:: DATA FOR THIS TASK

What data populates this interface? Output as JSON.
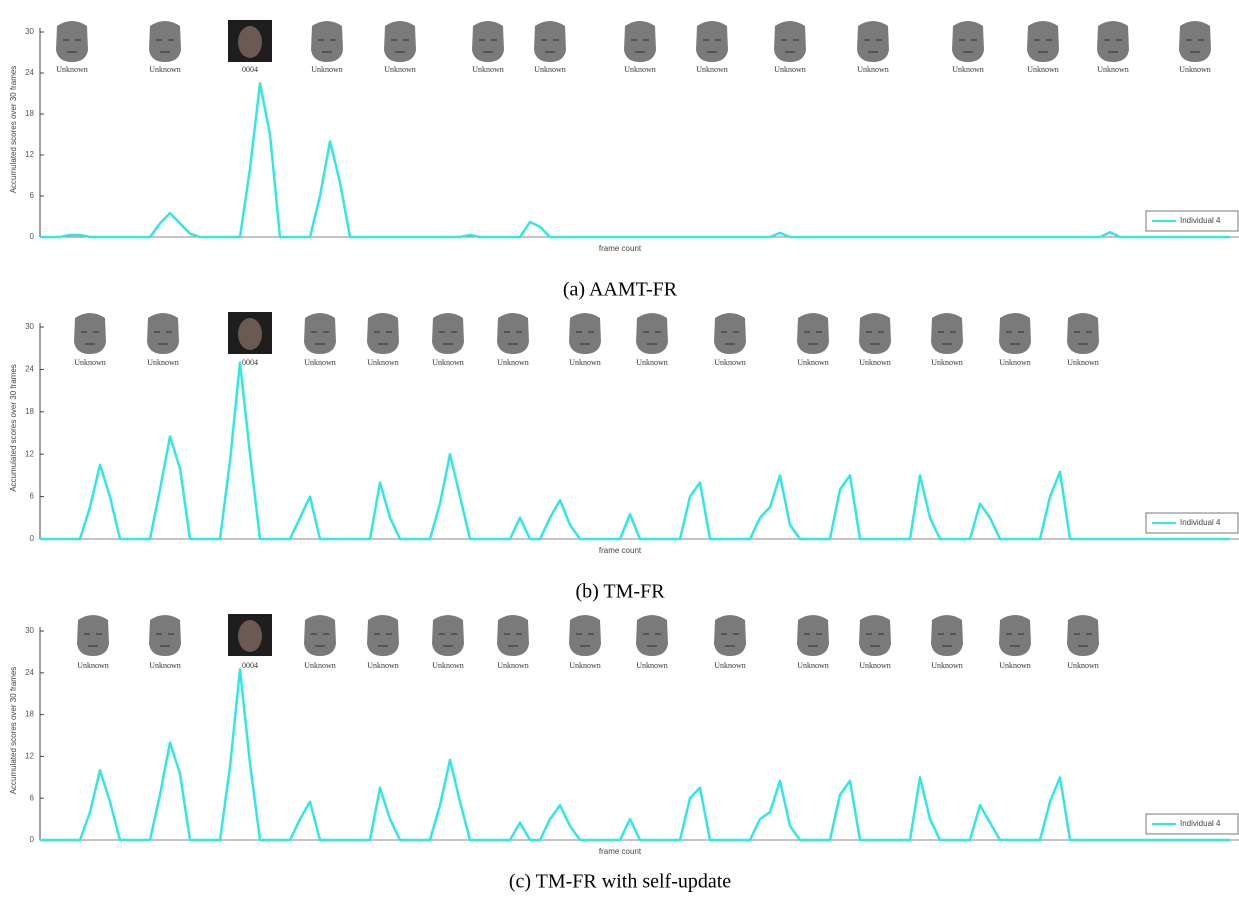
{
  "chart_data": [
    {
      "type": "line",
      "ylabel": "Accumulated scores over 30 frames",
      "xlabel": "frame count",
      "caption": "(a) AAMT-FR",
      "ylim": [
        0,
        30
      ],
      "yticks": [
        0,
        6,
        12,
        18,
        24,
        30
      ],
      "legend": "lower right",
      "image_labels": [
        "Unknown",
        "Unknown",
        "0004",
        "Unknown",
        "Unknown",
        "Unknown",
        "Unknown",
        "Unknown",
        "Unknown",
        "Unknown",
        "Unknown",
        "Unknown",
        "Unknown",
        "Unknown",
        "Unknown"
      ],
      "series": [
        {
          "name": "Individual 4",
          "color": "#33e6e6",
          "values": [
            0,
            0,
            0,
            0.3,
            0.3,
            0,
            0,
            0,
            0,
            0,
            0,
            0,
            2,
            3.5,
            2,
            0.5,
            0,
            0,
            0,
            0,
            0,
            10,
            22.5,
            15,
            0,
            0,
            0,
            0,
            6,
            14,
            8,
            0,
            0,
            0,
            0,
            0,
            0,
            0,
            0,
            0,
            0,
            0,
            0,
            0.3,
            0,
            0,
            0,
            0,
            0,
            2.2,
            1.5,
            0,
            0,
            0,
            0,
            0,
            0,
            0,
            0,
            0,
            0,
            0,
            0,
            0,
            0,
            0,
            0,
            0,
            0,
            0,
            0,
            0,
            0,
            0,
            0.6,
            0,
            0,
            0,
            0,
            0,
            0,
            0,
            0,
            0,
            0,
            0,
            0,
            0,
            0,
            0,
            0,
            0,
            0,
            0,
            0,
            0,
            0,
            0,
            0,
            0,
            0,
            0,
            0,
            0,
            0,
            0,
            0,
            0.7,
            0,
            0,
            0,
            0,
            0,
            0,
            0,
            0,
            0,
            0,
            0,
            0
          ]
        }
      ]
    },
    {
      "type": "line",
      "ylabel": "Accumulated scores over 30 frames",
      "xlabel": "frame count",
      "caption": "(b) TM-FR",
      "ylim": [
        0,
        30
      ],
      "yticks": [
        0,
        6,
        12,
        18,
        24,
        30
      ],
      "legend": "lower right",
      "image_labels": [
        "Unknown",
        "Unknown",
        "0004",
        "Unknown",
        "Unknown",
        "Unknown",
        "Unknown",
        "Unknown",
        "Unknown",
        "Unknown",
        "Unknown",
        "Unknown",
        "Unknown",
        "Unknown",
        "Unknown"
      ],
      "series": [
        {
          "name": "Individual 4",
          "color": "#33e6e6",
          "values": [
            0,
            0,
            0,
            0,
            0,
            4.5,
            10.5,
            6,
            0,
            0,
            0,
            0,
            7,
            14.5,
            10,
            0,
            0,
            0,
            0,
            11,
            25,
            12,
            0,
            0,
            0,
            0,
            3,
            6,
            0,
            0,
            0,
            0,
            0,
            0,
            8,
            3,
            0,
            0,
            0,
            0,
            5,
            12,
            6,
            0,
            0,
            0,
            0,
            0,
            3,
            0,
            0,
            3,
            5.5,
            2,
            0,
            0,
            0,
            0,
            0,
            3.5,
            0,
            0,
            0,
            0,
            0,
            6,
            8,
            0,
            0,
            0,
            0,
            0,
            3,
            4.5,
            9,
            2,
            0,
            0,
            0,
            0,
            7,
            9,
            0,
            0,
            0,
            0,
            0,
            0,
            9,
            3,
            0,
            0,
            0,
            0,
            5,
            3,
            0,
            0,
            0,
            0,
            0,
            6,
            9.5,
            0,
            0,
            0,
            0,
            0,
            0,
            0,
            0,
            0,
            0,
            0,
            0,
            0,
            0,
            0,
            0,
            0
          ]
        }
      ]
    },
    {
      "type": "line",
      "ylabel": "Accumulated scores over 30 frames",
      "xlabel": "frame count",
      "caption": "(c) TM-FR with self-update",
      "ylim": [
        0,
        30
      ],
      "yticks": [
        0,
        6,
        12,
        18,
        24,
        30
      ],
      "legend": "lower right",
      "image_labels": [
        "Unknown",
        "Unknown",
        "0004",
        "Unknown",
        "Unknown",
        "Unknown",
        "Unknown",
        "Unknown",
        "Unknown",
        "Unknown",
        "Unknown",
        "Unknown",
        "Unknown",
        "Unknown",
        "Unknown"
      ],
      "series": [
        {
          "name": "Individual 4",
          "color": "#33e6e6",
          "values": [
            0,
            0,
            0,
            0,
            0,
            4,
            10,
            5.5,
            0,
            0,
            0,
            0,
            6.5,
            14,
            9.5,
            0,
            0,
            0,
            0,
            10.5,
            24.5,
            11,
            0,
            0,
            0,
            0,
            3,
            5.5,
            0,
            0,
            0,
            0,
            0,
            0,
            7.5,
            3,
            0,
            0,
            0,
            0,
            5,
            11.5,
            5.5,
            0,
            0,
            0,
            0,
            0,
            2.5,
            0,
            0,
            3,
            5,
            2,
            0,
            0,
            0,
            0,
            0,
            3,
            0,
            0,
            0,
            0,
            0,
            6,
            7.5,
            0,
            0,
            0,
            0,
            0,
            3,
            4,
            8.5,
            2,
            0,
            0,
            0,
            0,
            6.5,
            8.5,
            0,
            0,
            0,
            0,
            0,
            0,
            9,
            3,
            0,
            0,
            0,
            0,
            5,
            2.5,
            0,
            0,
            0,
            0,
            0,
            5.5,
            9,
            0,
            0,
            0,
            0,
            0,
            0,
            0,
            0,
            0,
            0,
            0,
            0,
            0,
            0,
            0,
            0,
            0
          ]
        }
      ]
    }
  ]
}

::::

Every line above should be returned word for word, with the pictures left behind.

:: EXPECTED ANSWER ::
What data populates this interface? Output as JSON.
{
  "chart_data": [
    {
      "type": "line",
      "ylabel": "Accumulated scores over 30 frames",
      "xlabel": "frame count",
      "caption": "(a) AAMT-FR",
      "ylim": [
        0,
        30
      ],
      "yticks": [
        0,
        6,
        12,
        18,
        24,
        30
      ],
      "legend": "lower right",
      "image_labels": [
        "Unknown",
        "Unknown",
        "0004",
        "Unknown",
        "Unknown",
        "Unknown",
        "Unknown",
        "Unknown",
        "Unknown",
        "Unknown",
        "Unknown",
        "Unknown",
        "Unknown",
        "Unknown",
        "Unknown"
      ],
      "series": [
        {
          "name": "Individual 4",
          "color": "#33e6e6",
          "values": [
            0,
            0,
            0,
            0.3,
            0.3,
            0,
            0,
            0,
            0,
            0,
            0,
            0,
            2,
            3.5,
            2,
            0.5,
            0,
            0,
            0,
            0,
            0,
            10,
            22.5,
            15,
            0,
            0,
            0,
            0,
            6,
            14,
            8,
            0,
            0,
            0,
            0,
            0,
            0,
            0,
            0,
            0,
            0,
            0,
            0,
            0.3,
            0,
            0,
            0,
            0,
            0,
            2.2,
            1.5,
            0,
            0,
            0,
            0,
            0,
            0,
            0,
            0,
            0,
            0,
            0,
            0,
            0,
            0,
            0,
            0,
            0,
            0,
            0,
            0,
            0,
            0,
            0,
            0.6,
            0,
            0,
            0,
            0,
            0,
            0,
            0,
            0,
            0,
            0,
            0,
            0,
            0,
            0,
            0,
            0,
            0,
            0,
            0,
            0,
            0,
            0,
            0,
            0,
            0,
            0,
            0,
            0,
            0,
            0,
            0,
            0,
            0.7,
            0,
            0,
            0,
            0,
            0,
            0,
            0,
            0,
            0,
            0,
            0,
            0
          ]
        }
      ]
    },
    {
      "type": "line",
      "ylabel": "Accumulated scores over 30 frames",
      "xlabel": "frame count",
      "caption": "(b) TM-FR",
      "ylim": [
        0,
        30
      ],
      "yticks": [
        0,
        6,
        12,
        18,
        24,
        30
      ],
      "legend": "lower right",
      "image_labels": [
        "Unknown",
        "Unknown",
        "0004",
        "Unknown",
        "Unknown",
        "Unknown",
        "Unknown",
        "Unknown",
        "Unknown",
        "Unknown",
        "Unknown",
        "Unknown",
        "Unknown",
        "Unknown",
        "Unknown"
      ],
      "series": [
        {
          "name": "Individual 4",
          "color": "#33e6e6",
          "values": [
            0,
            0,
            0,
            0,
            0,
            4.5,
            10.5,
            6,
            0,
            0,
            0,
            0,
            7,
            14.5,
            10,
            0,
            0,
            0,
            0,
            11,
            25,
            12,
            0,
            0,
            0,
            0,
            3,
            6,
            0,
            0,
            0,
            0,
            0,
            0,
            8,
            3,
            0,
            0,
            0,
            0,
            5,
            12,
            6,
            0,
            0,
            0,
            0,
            0,
            3,
            0,
            0,
            3,
            5.5,
            2,
            0,
            0,
            0,
            0,
            0,
            3.5,
            0,
            0,
            0,
            0,
            0,
            6,
            8,
            0,
            0,
            0,
            0,
            0,
            3,
            4.5,
            9,
            2,
            0,
            0,
            0,
            0,
            7,
            9,
            0,
            0,
            0,
            0,
            0,
            0,
            9,
            3,
            0,
            0,
            0,
            0,
            5,
            3,
            0,
            0,
            0,
            0,
            0,
            6,
            9.5,
            0,
            0,
            0,
            0,
            0,
            0,
            0,
            0,
            0,
            0,
            0,
            0,
            0,
            0,
            0,
            0,
            0
          ]
        }
      ]
    },
    {
      "type": "line",
      "ylabel": "Accumulated scores over 30 frames",
      "xlabel": "frame count",
      "caption": "(c) TM-FR with self-update",
      "ylim": [
        0,
        30
      ],
      "yticks": [
        0,
        6,
        12,
        18,
        24,
        30
      ],
      "legend": "lower right",
      "image_labels": [
        "Unknown",
        "Unknown",
        "0004",
        "Unknown",
        "Unknown",
        "Unknown",
        "Unknown",
        "Unknown",
        "Unknown",
        "Unknown",
        "Unknown",
        "Unknown",
        "Unknown",
        "Unknown",
        "Unknown"
      ],
      "series": [
        {
          "name": "Individual 4",
          "color": "#33e6e6",
          "values": [
            0,
            0,
            0,
            0,
            0,
            4,
            10,
            5.5,
            0,
            0,
            0,
            0,
            6.5,
            14,
            9.5,
            0,
            0,
            0,
            0,
            10.5,
            24.5,
            11,
            0,
            0,
            0,
            0,
            3,
            5.5,
            0,
            0,
            0,
            0,
            0,
            0,
            7.5,
            3,
            0,
            0,
            0,
            0,
            5,
            11.5,
            5.5,
            0,
            0,
            0,
            0,
            0,
            2.5,
            0,
            0,
            3,
            5,
            2,
            0,
            0,
            0,
            0,
            0,
            3,
            0,
            0,
            0,
            0,
            0,
            6,
            7.5,
            0,
            0,
            0,
            0,
            0,
            3,
            4,
            8.5,
            2,
            0,
            0,
            0,
            0,
            6.5,
            8.5,
            0,
            0,
            0,
            0,
            0,
            0,
            9,
            3,
            0,
            0,
            0,
            0,
            5,
            2.5,
            0,
            0,
            0,
            0,
            0,
            5.5,
            9,
            0,
            0,
            0,
            0,
            0,
            0,
            0,
            0,
            0,
            0,
            0,
            0,
            0,
            0,
            0,
            0,
            0
          ]
        }
      ]
    }
  ]
}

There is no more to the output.